- **Given task**
Answer with one number only: the number of lines that contain "Feuilles".

%%

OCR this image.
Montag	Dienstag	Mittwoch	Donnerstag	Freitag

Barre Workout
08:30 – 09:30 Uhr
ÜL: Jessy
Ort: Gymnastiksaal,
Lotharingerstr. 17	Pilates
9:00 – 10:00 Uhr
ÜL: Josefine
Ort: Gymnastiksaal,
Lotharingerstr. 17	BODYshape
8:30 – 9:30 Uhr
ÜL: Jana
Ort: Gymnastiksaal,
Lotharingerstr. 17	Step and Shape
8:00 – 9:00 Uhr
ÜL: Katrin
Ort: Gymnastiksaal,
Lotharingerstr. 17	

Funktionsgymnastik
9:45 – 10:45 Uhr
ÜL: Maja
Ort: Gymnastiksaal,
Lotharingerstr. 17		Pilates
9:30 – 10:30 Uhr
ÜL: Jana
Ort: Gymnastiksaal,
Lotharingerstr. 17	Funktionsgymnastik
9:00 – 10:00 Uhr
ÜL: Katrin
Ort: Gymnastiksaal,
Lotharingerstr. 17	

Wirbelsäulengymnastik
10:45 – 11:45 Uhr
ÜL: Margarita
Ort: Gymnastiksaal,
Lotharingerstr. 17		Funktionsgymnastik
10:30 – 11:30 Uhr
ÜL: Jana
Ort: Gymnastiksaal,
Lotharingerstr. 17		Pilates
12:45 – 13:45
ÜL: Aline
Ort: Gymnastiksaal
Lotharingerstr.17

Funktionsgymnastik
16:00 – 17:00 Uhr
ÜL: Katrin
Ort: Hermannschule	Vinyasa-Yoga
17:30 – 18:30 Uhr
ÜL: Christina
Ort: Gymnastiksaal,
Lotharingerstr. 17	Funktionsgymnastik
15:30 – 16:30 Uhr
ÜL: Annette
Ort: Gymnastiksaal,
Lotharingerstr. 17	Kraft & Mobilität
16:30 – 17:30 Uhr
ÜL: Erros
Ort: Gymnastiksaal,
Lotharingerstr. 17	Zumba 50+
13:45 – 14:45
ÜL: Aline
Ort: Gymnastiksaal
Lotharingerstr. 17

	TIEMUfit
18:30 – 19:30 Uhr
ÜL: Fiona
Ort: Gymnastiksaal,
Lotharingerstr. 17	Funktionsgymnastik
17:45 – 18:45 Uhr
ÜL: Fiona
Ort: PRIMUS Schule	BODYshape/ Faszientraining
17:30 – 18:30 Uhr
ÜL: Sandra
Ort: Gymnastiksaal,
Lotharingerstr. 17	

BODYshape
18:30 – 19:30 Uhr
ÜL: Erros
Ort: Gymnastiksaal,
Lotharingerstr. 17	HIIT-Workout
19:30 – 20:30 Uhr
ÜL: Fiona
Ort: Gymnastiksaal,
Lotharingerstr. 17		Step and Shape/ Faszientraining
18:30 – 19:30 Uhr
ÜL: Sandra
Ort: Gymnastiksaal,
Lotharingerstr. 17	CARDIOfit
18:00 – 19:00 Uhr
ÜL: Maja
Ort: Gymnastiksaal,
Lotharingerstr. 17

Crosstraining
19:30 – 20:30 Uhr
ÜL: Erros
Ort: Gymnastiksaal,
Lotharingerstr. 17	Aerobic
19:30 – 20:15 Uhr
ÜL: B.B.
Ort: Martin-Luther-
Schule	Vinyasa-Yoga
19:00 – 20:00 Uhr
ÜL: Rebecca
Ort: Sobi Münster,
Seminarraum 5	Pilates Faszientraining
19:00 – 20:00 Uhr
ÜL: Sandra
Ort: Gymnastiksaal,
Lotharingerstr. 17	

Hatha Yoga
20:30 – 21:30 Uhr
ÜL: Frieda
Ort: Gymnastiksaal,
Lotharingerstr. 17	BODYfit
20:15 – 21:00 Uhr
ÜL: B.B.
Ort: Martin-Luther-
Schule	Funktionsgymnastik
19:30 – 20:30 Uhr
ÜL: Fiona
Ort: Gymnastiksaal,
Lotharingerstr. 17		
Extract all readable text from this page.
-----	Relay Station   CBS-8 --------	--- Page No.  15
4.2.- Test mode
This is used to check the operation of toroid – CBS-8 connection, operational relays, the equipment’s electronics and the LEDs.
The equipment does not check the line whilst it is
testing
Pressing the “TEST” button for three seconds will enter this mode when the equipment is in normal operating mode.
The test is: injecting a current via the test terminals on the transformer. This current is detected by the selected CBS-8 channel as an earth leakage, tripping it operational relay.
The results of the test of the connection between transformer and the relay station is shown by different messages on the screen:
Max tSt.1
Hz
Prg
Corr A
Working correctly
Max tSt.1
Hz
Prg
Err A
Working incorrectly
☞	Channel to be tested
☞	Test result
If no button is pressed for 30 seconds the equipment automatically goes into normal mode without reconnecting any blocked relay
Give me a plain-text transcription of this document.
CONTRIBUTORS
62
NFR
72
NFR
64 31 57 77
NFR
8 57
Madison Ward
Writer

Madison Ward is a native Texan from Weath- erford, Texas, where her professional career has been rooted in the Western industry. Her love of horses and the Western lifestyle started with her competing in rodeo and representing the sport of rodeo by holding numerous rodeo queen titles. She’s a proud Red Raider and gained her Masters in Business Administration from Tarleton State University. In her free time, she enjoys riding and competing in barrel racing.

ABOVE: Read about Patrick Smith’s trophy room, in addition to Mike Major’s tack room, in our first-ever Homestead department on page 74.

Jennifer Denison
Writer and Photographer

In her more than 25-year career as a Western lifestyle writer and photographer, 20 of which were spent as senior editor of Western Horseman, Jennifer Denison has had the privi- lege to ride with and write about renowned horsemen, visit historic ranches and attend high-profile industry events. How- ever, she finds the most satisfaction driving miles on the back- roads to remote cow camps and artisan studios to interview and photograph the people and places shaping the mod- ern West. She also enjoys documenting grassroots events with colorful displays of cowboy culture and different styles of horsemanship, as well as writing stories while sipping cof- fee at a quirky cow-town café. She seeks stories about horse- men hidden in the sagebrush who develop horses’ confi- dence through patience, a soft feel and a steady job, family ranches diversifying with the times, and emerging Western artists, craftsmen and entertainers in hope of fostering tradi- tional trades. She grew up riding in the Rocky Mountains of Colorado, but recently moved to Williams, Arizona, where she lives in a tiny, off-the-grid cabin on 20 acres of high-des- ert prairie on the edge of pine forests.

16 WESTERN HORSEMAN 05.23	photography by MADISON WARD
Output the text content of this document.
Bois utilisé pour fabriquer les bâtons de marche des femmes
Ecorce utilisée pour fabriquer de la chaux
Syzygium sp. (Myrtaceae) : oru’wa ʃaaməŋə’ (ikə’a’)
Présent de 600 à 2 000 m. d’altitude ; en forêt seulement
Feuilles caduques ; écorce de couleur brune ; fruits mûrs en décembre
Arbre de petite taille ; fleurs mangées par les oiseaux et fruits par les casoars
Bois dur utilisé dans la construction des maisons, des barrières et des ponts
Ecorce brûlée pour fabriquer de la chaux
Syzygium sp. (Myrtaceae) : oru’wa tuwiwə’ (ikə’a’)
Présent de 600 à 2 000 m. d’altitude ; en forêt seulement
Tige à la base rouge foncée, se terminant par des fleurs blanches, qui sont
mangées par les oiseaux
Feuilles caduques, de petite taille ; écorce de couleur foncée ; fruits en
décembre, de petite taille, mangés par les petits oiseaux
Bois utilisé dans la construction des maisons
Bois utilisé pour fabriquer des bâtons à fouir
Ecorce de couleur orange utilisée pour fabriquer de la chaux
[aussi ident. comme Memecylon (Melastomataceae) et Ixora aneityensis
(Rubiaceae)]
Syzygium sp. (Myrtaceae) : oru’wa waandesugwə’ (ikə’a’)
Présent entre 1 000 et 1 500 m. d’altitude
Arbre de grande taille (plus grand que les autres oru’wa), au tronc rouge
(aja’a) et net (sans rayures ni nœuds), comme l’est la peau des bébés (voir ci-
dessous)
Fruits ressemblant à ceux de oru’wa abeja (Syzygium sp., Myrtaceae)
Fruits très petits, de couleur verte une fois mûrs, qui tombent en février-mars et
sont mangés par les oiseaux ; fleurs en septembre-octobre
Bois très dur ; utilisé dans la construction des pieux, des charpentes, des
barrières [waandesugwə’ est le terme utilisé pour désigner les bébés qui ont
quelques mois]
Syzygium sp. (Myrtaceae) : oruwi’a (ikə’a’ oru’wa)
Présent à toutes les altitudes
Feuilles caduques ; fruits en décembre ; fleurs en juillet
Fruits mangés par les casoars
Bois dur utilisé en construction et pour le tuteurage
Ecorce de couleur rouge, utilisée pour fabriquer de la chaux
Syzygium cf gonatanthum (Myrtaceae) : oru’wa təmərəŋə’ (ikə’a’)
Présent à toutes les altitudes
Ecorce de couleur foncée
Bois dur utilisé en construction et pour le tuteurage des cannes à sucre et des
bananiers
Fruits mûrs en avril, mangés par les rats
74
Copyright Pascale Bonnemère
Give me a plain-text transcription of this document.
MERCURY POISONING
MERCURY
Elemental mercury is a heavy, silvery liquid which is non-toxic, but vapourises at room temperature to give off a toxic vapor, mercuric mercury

%%

- **Result of this task**
3